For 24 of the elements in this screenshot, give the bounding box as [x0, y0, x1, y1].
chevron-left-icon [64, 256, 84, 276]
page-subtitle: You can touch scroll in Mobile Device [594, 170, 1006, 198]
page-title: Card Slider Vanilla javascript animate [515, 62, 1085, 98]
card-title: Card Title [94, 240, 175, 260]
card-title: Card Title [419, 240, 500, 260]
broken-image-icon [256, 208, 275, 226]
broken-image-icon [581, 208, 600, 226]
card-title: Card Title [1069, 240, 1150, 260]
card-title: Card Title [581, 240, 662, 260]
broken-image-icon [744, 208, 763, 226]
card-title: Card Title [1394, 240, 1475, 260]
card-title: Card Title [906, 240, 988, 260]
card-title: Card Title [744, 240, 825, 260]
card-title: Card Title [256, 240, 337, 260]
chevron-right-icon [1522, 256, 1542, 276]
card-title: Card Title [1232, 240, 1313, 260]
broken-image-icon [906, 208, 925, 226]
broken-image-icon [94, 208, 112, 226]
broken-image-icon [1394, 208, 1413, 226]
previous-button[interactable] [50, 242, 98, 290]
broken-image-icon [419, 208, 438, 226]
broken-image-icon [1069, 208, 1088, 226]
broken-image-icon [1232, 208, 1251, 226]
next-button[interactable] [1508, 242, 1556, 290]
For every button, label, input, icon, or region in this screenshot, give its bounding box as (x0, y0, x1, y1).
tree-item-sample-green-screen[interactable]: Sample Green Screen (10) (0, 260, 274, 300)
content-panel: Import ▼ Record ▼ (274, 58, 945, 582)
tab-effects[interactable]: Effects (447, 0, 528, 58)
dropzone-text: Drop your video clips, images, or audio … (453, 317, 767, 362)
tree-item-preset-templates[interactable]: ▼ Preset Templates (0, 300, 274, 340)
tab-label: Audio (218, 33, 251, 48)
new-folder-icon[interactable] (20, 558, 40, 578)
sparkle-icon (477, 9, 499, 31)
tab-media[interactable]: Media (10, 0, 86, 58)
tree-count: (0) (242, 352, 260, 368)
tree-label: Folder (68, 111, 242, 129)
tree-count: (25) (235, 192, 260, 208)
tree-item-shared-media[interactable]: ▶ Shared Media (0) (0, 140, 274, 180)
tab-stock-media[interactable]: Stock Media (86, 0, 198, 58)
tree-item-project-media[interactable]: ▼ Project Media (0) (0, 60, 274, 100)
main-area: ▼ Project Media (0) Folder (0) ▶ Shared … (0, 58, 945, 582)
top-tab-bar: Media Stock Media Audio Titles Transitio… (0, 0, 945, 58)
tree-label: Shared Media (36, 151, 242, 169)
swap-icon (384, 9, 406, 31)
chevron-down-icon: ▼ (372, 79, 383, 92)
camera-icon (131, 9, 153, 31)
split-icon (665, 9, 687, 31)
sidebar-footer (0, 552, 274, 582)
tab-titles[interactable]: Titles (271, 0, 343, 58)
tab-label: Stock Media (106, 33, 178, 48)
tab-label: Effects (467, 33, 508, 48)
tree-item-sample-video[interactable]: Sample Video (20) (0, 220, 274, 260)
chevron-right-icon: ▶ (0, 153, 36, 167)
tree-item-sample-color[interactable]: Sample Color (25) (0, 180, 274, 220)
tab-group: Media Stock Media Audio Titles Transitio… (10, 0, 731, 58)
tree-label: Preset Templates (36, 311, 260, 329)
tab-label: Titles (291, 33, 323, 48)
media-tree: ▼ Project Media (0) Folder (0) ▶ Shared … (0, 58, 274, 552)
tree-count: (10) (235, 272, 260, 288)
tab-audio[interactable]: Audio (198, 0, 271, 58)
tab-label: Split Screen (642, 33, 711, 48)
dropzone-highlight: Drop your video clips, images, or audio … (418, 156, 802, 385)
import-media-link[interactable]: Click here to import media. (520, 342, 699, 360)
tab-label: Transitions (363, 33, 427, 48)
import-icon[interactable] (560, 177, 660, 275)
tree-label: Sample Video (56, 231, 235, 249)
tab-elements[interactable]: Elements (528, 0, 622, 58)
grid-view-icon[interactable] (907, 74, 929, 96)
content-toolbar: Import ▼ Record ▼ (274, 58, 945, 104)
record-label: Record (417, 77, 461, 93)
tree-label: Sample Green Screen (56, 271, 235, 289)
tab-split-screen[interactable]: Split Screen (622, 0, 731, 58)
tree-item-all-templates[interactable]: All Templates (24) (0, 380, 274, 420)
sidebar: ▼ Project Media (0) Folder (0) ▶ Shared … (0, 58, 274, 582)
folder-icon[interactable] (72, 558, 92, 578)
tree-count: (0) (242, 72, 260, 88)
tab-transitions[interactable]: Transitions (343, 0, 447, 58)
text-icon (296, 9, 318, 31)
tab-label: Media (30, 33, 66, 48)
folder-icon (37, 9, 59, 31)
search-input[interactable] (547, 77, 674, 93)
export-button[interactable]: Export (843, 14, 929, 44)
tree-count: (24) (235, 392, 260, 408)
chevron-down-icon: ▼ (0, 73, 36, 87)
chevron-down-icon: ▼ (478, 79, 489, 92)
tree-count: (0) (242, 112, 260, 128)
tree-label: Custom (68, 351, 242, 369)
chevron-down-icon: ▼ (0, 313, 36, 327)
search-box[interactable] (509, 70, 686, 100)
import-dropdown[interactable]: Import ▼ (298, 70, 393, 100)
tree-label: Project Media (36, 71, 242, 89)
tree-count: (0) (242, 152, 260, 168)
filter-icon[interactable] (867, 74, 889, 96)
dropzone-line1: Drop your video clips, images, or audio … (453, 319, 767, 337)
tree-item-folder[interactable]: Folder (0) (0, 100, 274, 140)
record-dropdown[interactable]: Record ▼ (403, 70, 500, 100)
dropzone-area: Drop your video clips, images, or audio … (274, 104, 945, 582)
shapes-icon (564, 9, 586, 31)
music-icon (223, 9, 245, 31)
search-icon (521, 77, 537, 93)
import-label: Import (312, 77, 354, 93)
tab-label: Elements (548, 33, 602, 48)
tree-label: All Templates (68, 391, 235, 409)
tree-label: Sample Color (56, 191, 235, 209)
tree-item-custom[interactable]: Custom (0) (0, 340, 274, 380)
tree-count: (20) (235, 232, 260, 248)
◇ ◇ ◇ ◇ ◇ ◇ ◇
Reproduce all of the entries above word for word, line by line, with nothing changed.

■ **Correct output**:
For 24 of the elements in this screenshot, give the bounding box as [x0, y0, x1, y1].
chevron-left-icon [64, 256, 84, 276]
page-subtitle: You can touch scroll in Mobile Device [594, 170, 1006, 198]
page-title: Card Slider Vanilla javascript animate [515, 62, 1085, 98]
card-title: Card Title [94, 240, 175, 260]
card-title: Card Title [419, 240, 500, 260]
broken-image-icon [256, 208, 275, 226]
broken-image-icon [581, 208, 600, 226]
card-title: Card Title [1069, 240, 1150, 260]
card-title: Card Title [581, 240, 662, 260]
broken-image-icon [744, 208, 763, 226]
card-title: Card Title [1394, 240, 1475, 260]
card-title: Card Title [906, 240, 988, 260]
card-title: Card Title [744, 240, 825, 260]
card-title: Card Title [256, 240, 337, 260]
chevron-right-icon [1522, 256, 1542, 276]
card-title: Card Title [1232, 240, 1313, 260]
broken-image-icon [906, 208, 925, 226]
broken-image-icon [94, 208, 112, 226]
broken-image-icon [1394, 208, 1413, 226]
previous-button[interactable] [50, 242, 98, 290]
broken-image-icon [419, 208, 438, 226]
broken-image-icon [1069, 208, 1088, 226]
broken-image-icon [1232, 208, 1251, 226]
next-button[interactable] [1508, 242, 1556, 290]
For every button, label, input, icon, or region in this screenshot, give its bounding box as (x0, y0, x1, y1).
tree-item-sample-green-screen[interactable]: Sample Green Screen (10) (0, 260, 274, 300)
content-panel: Import ▼ Record ▼ (274, 58, 945, 582)
tab-effects[interactable]: Effects (447, 0, 528, 58)
dropzone-text: Drop your video clips, images, or audio … (453, 317, 767, 362)
tree-item-preset-templates[interactable]: ▼ Preset Templates (0, 300, 274, 340)
tab-label: Audio (218, 33, 251, 48)
new-folder-icon[interactable] (20, 558, 40, 578)
sparkle-icon (477, 9, 499, 31)
tab-media[interactable]: Media (10, 0, 86, 58)
tree-count: (0) (242, 352, 260, 368)
tree-label: Folder (68, 111, 242, 129)
tree-count: (25) (235, 192, 260, 208)
tree-item-shared-media[interactable]: ▶ Shared Media (0) (0, 140, 274, 180)
tab-stock-media[interactable]: Stock Media (86, 0, 198, 58)
tree-item-project-media[interactable]: ▼ Project Media (0) (0, 60, 274, 100)
main-area: ▼ Project Media (0) Folder (0) ▶ Shared … (0, 58, 945, 582)
top-tab-bar: Media Stock Media Audio Titles Transitio… (0, 0, 945, 58)
tree-label: Shared Media (36, 151, 242, 169)
swap-icon (384, 9, 406, 31)
chevron-down-icon: ▼ (372, 79, 383, 92)
camera-icon (131, 9, 153, 31)
split-icon (665, 9, 687, 31)
sidebar-footer (0, 552, 274, 582)
tab-titles[interactable]: Titles (271, 0, 343, 58)
tab-label: Stock Media (106, 33, 178, 48)
tab-label: Effects (467, 33, 508, 48)
tree-item-sample-video[interactable]: Sample Video (20) (0, 220, 274, 260)
chevron-right-icon: ▶ (0, 153, 36, 167)
tree-item-sample-color[interactable]: Sample Color (25) (0, 180, 274, 220)
tab-group: Media Stock Media Audio Titles Transitio… (10, 0, 731, 58)
tree-label: Preset Templates (36, 311, 260, 329)
tab-label: Titles (291, 33, 323, 48)
media-tree: ▼ Project Media (0) Folder (0) ▶ Shared … (0, 58, 274, 552)
tree-count: (10) (235, 272, 260, 288)
tab-audio[interactable]: Audio (198, 0, 271, 58)
tab-label: Split Screen (642, 33, 711, 48)
dropzone-highlight: Drop your video clips, images, or audio … (418, 156, 802, 385)
import-media-link[interactable]: Click here to import media. (520, 342, 699, 360)
tab-label: Transitions (363, 33, 427, 48)
import-icon[interactable] (560, 177, 660, 275)
tree-label: Sample Video (56, 231, 235, 249)
tab-elements[interactable]: Elements (528, 0, 622, 58)
grid-view-icon[interactable] (907, 74, 929, 96)
content-toolbar: Import ▼ Record ▼ (274, 58, 945, 104)
record-label: Record (417, 77, 461, 93)
tree-label: Sample Green Screen (56, 271, 235, 289)
tab-split-screen[interactable]: Split Screen (622, 0, 731, 58)
tree-item-all-templates[interactable]: All Templates (24) (0, 380, 274, 420)
sidebar: ▼ Project Media (0) Folder (0) ▶ Shared … (0, 58, 274, 582)
folder-icon[interactable] (72, 558, 92, 578)
tree-count: (0) (242, 72, 260, 88)
tab-transitions[interactable]: Transitions (343, 0, 447, 58)
text-icon (296, 9, 318, 31)
tab-label: Media (30, 33, 66, 48)
folder-icon (37, 9, 59, 31)
search-input[interactable] (547, 77, 674, 93)
export-button[interactable]: Export (843, 14, 929, 44)
tree-count: (24) (235, 392, 260, 408)
chevron-down-icon: ▼ (0, 73, 36, 87)
chevron-down-icon: ▼ (478, 79, 489, 92)
tree-count: (0) (242, 112, 260, 128)
tree-label: Custom (68, 351, 242, 369)
chevron-down-icon: ▼ (0, 313, 36, 327)
search-box[interactable] (509, 70, 686, 100)
import-dropdown[interactable]: Import ▼ (298, 70, 393, 100)
tree-label: Project Media (36, 71, 242, 89)
tree-count: (0) (242, 152, 260, 168)
filter-icon[interactable] (867, 74, 889, 96)
dropzone-line1: Drop your video clips, images, or audio … (453, 319, 767, 337)
tree-item-folder[interactable]: Folder (0) (0, 100, 274, 140)
record-dropdown[interactable]: Record ▼ (403, 70, 500, 100)
dropzone-area: Drop your video clips, images, or audio … (274, 104, 945, 582)
shapes-icon (564, 9, 586, 31)
music-icon (223, 9, 245, 31)
search-icon (521, 77, 537, 93)
import-label: Import (312, 77, 354, 93)
tab-label: Elements (548, 33, 602, 48)
tree-label: All Templates (68, 391, 235, 409)
tree-label: Sample Color (56, 191, 235, 209)
tree-item-custom[interactable]: Custom (0) (0, 340, 274, 380)
tree-count: (20) (235, 232, 260, 248)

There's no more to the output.